TO BE DONE: Tally every line of the listing where the string "temperature" is found, and state the total alone.

RECORDED DATA:

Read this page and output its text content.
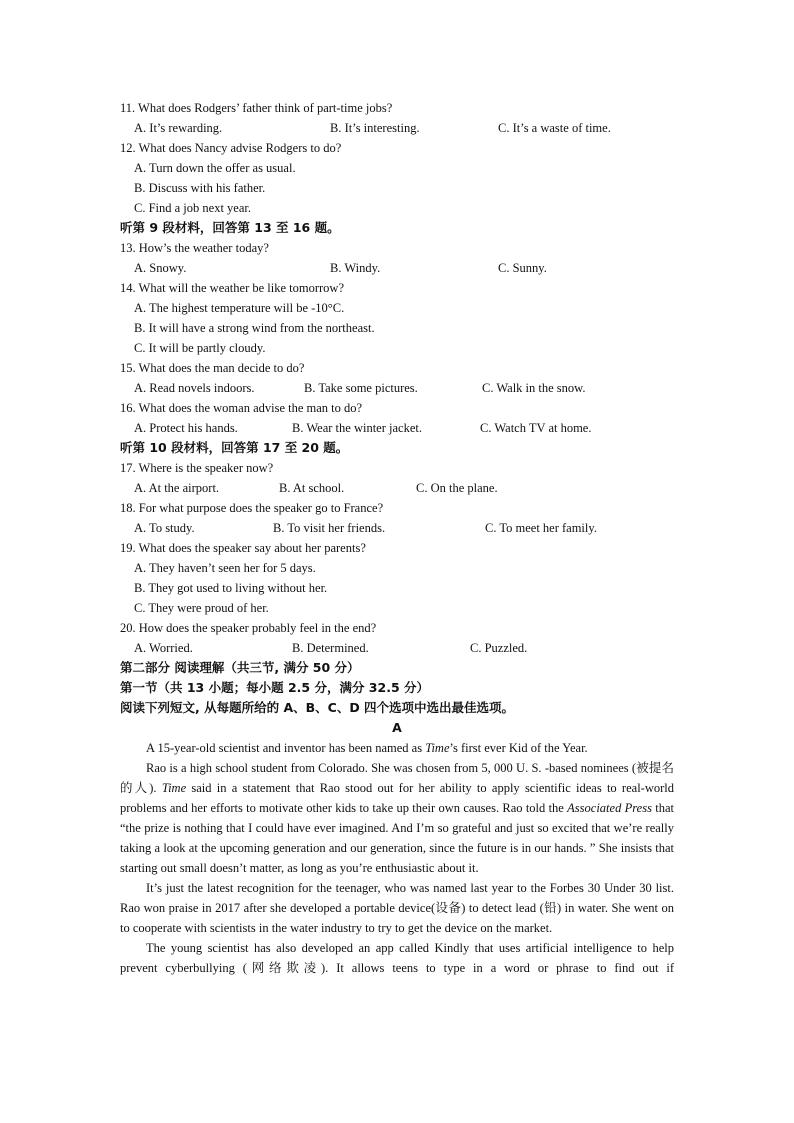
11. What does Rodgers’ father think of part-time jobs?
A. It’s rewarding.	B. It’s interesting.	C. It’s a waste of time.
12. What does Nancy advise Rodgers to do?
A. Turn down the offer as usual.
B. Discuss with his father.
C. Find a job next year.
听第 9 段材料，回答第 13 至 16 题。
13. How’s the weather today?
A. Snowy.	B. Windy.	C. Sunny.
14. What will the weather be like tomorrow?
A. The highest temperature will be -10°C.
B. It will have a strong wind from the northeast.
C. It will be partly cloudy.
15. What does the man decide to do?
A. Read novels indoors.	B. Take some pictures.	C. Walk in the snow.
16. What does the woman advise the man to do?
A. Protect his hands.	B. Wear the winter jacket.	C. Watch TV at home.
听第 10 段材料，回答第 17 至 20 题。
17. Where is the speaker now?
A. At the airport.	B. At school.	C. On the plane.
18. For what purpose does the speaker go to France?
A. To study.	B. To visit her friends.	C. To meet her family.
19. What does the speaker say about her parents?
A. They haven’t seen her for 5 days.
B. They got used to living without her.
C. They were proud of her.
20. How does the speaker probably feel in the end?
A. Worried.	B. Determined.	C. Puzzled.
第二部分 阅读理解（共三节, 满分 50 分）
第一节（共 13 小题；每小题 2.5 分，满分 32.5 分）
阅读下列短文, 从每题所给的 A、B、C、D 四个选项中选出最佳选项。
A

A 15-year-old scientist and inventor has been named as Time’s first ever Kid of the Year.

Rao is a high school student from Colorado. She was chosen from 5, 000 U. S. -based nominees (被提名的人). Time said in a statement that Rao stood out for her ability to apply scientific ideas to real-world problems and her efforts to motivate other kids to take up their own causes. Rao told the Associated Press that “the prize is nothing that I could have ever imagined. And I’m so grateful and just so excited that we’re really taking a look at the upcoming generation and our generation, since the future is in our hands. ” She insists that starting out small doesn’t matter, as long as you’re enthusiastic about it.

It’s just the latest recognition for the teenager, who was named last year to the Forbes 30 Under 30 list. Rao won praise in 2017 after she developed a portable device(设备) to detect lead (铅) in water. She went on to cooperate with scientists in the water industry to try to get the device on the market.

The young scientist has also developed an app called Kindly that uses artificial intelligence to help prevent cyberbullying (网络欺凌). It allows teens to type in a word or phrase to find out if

* * *

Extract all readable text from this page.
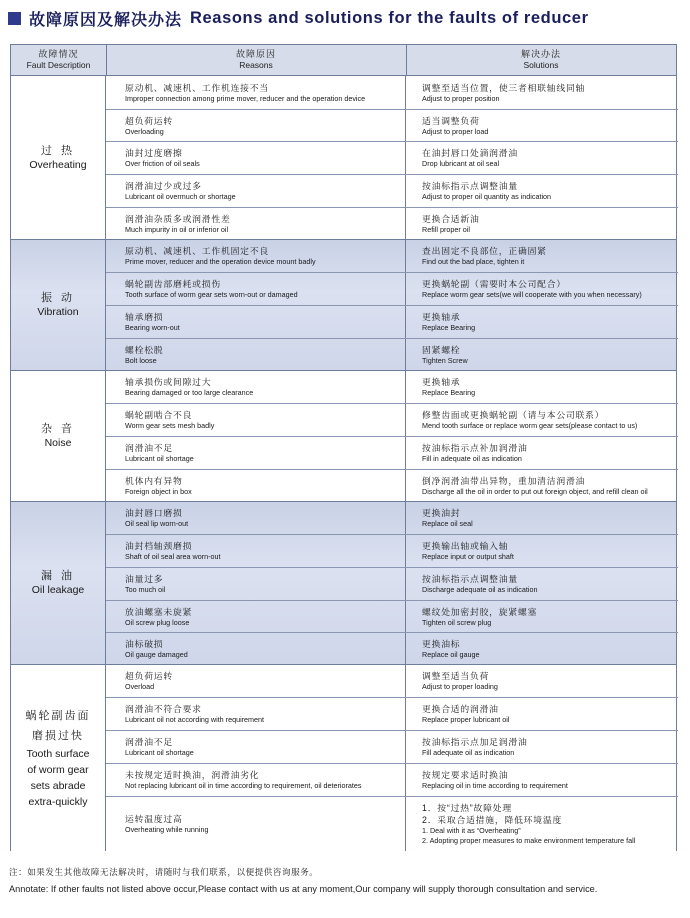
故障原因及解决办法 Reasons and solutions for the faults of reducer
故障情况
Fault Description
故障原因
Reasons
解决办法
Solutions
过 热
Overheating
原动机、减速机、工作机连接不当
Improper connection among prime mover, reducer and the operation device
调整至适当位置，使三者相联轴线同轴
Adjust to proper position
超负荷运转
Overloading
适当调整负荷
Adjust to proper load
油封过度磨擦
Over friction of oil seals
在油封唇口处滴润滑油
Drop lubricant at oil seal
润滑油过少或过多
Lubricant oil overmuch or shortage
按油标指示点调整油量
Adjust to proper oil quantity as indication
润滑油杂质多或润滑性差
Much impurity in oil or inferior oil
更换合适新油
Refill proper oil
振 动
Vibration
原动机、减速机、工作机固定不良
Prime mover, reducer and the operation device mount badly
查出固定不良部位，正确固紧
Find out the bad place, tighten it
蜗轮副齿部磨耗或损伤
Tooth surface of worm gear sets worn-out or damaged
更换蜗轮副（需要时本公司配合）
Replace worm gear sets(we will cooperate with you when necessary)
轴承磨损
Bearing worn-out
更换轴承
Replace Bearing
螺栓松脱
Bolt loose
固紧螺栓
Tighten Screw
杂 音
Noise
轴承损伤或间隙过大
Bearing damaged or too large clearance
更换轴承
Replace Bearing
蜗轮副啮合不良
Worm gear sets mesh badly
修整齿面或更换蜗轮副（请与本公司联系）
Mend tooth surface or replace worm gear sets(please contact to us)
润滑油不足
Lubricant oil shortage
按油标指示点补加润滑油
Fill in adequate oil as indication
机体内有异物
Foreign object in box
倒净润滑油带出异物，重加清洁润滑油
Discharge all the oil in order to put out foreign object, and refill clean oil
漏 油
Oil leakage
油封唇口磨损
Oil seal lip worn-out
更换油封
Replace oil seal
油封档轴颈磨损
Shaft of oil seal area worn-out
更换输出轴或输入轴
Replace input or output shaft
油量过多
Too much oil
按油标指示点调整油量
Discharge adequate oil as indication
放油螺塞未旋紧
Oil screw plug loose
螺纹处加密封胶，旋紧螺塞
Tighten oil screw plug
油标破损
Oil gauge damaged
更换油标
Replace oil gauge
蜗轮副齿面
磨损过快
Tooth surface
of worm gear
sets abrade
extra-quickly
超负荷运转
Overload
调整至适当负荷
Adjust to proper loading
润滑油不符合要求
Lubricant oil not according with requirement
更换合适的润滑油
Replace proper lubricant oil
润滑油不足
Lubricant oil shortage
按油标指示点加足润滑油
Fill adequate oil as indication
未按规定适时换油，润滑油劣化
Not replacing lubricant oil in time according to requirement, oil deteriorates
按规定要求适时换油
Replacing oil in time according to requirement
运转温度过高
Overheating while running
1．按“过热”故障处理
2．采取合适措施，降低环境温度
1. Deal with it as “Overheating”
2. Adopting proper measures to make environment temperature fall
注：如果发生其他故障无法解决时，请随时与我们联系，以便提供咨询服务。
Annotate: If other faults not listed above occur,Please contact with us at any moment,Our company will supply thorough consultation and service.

OUTPUT FOR THIS TASK: 2